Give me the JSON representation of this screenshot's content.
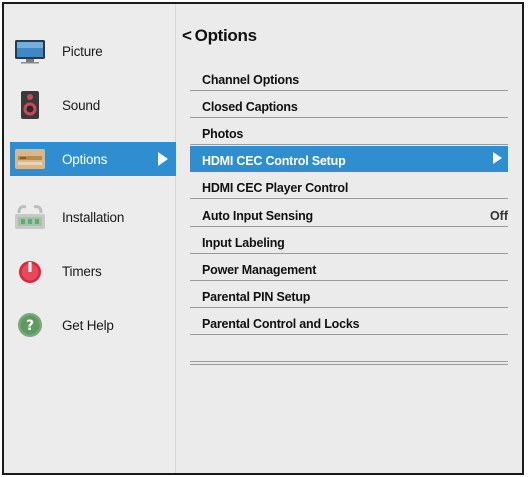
{
  "sidebar": {
    "items": [
      {
        "label": "Picture",
        "icon": "monitor-icon"
      },
      {
        "label": "Sound",
        "icon": "speaker-icon"
      },
      {
        "label": "Options",
        "icon": "options-icon"
      },
      {
        "label": "Installation",
        "icon": "installation-icon"
      },
      {
        "label": "Timers",
        "icon": "timer-icon"
      },
      {
        "label": "Get Help",
        "icon": "help-icon"
      }
    ],
    "active_index": 2
  },
  "panel": {
    "back_glyph": "<",
    "title": "Options",
    "items": [
      {
        "label": "Channel Options",
        "value": ""
      },
      {
        "label": "Closed Captions",
        "value": ""
      },
      {
        "label": "Photos",
        "value": ""
      },
      {
        "label": "HDMI CEC Control Setup",
        "value": ""
      },
      {
        "label": "HDMI CEC Player Control",
        "value": ""
      },
      {
        "label": "Auto Input Sensing",
        "value": "Off"
      },
      {
        "label": "Input Labeling",
        "value": ""
      },
      {
        "label": "Power Management",
        "value": ""
      },
      {
        "label": "Parental PIN Setup",
        "value": ""
      },
      {
        "label": "Parental Control and Locks",
        "value": ""
      }
    ],
    "active_index": 3
  },
  "colors": {
    "accent": "#2f8ed0",
    "background": "#ebebeb"
  }
}
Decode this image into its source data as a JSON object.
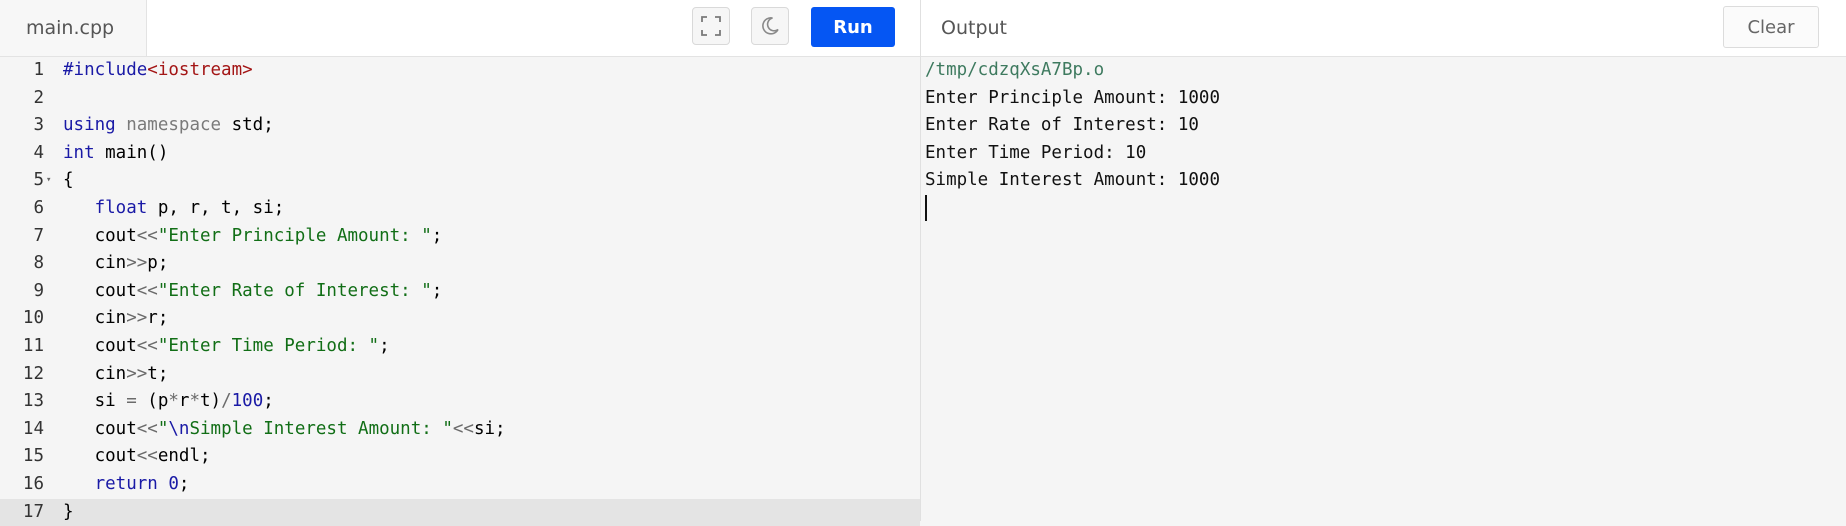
──────────────────────────────
Read the entries and show each line that mentions "Control".

        "label": "HDMI CEC Control Setup",
        "label": "HDMI CEC Player Control",
        "label": "Parental Control and Locks",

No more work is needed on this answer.